● **PASSAGE**
# # # # #
The rtcweb client can send RTP packet, voice-only, for a brief period of 
time (say, 2x the RTCP interval). It waits to receive an RTCP packet. 
The RTCP packet should have an RR which reflects back the SSRC sent by 
the client, if it does, the rtcweb client continues. If not, it stops 
sending.

The purpose of the RTCP SSRC check is to emulate what the STUN 
transaction ID provides; that there is something on the media path which 
is expecting this RTP packet. Not as good as STUN which also has the 
short term credential, but its something.

Thanks,
Jonathan R.

On 7/28/11 3:52 AM, Hadriel Kaplan wrote:
> Howdy,
> With regard to mandating ICE, such that an RTCWEB browser cannot send RTP without doing ICE successfully first... is that restriction purely to prevent the voice-hammer attacks?  If so, then it's unfortunate because obviously it would seriously reduce interop with non-RTCWEB VoIP devices.  But I think there's a way to prevent the hammer attack without using ICE, and without requiring legacy VoIP devices to change whatsoever.
>
> One way would be to use the receipt of RTP as an indicator the far-end expects to receive it from you.  So have the browser generate RTP/RTCP packets, at a relatively slow rate, for a short duration (e.g., use the same rate/retransmit timers of STUN connectivity checks in ICE).  If the browser receives RTP/RTCP packets, then the far-end expected to receive them as well and the browser can do normal RTP from then on.
# # # # #
In the email above, turn the paragraph that begins "The rtcweb client can send RTP packet" into a short list of steps that keeps its main facts.

● **PROVIDED DATA**
# # # # #
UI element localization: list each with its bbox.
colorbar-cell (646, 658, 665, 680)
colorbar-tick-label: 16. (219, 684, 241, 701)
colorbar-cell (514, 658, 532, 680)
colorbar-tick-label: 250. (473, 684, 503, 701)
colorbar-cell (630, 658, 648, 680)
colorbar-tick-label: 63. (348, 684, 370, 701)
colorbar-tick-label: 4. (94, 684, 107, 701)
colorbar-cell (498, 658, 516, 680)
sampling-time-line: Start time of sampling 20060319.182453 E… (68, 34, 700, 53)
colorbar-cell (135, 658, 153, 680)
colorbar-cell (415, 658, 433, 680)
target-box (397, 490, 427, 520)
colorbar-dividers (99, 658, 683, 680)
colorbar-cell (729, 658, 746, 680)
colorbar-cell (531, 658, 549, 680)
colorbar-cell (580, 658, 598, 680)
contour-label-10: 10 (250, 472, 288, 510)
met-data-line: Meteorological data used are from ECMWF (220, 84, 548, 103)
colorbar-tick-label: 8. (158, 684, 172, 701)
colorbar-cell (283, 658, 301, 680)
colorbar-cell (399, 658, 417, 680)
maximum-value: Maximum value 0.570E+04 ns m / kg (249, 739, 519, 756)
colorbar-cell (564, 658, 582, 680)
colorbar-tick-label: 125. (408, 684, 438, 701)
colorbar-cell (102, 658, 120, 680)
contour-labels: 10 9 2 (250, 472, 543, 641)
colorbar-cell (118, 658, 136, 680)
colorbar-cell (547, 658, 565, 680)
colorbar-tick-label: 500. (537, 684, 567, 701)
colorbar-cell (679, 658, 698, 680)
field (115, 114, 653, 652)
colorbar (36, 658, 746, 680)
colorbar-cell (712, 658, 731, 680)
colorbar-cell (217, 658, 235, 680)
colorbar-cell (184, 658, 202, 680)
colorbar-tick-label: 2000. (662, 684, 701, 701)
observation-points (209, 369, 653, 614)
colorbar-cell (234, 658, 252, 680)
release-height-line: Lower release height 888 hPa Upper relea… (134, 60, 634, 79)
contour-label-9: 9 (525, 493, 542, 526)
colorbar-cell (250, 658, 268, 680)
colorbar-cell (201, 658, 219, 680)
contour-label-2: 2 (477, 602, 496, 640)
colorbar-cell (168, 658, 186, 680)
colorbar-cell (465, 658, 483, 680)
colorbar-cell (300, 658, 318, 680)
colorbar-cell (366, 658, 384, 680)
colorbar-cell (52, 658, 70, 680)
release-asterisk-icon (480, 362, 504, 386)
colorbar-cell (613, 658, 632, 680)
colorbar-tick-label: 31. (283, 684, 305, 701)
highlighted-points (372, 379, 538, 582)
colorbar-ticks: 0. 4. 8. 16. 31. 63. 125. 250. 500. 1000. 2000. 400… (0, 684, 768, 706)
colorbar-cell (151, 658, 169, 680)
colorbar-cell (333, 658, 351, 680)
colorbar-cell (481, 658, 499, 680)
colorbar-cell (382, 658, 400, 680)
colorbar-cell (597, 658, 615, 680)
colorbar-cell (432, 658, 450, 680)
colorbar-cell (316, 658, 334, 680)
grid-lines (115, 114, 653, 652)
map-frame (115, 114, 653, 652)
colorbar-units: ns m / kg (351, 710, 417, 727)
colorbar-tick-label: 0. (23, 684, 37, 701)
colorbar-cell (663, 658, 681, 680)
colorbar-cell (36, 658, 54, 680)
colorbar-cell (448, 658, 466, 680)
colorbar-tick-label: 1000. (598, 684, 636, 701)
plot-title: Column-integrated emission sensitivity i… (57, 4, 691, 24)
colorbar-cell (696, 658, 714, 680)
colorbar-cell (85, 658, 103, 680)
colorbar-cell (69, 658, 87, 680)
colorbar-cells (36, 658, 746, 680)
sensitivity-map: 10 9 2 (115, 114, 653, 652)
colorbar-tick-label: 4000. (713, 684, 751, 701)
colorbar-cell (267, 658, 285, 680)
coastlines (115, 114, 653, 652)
# # # # #
● **EXERCISE OUTPUT**
- The rtcweb client sends voice-only RTP packets for a brief period, such as twice the RTCP interval.
- It waits to receive an RTCP packet.
- That RTCP packet should have an RR that reflects back the SSRC the client sent.
- If it does, the client continues; if not, it stops sending.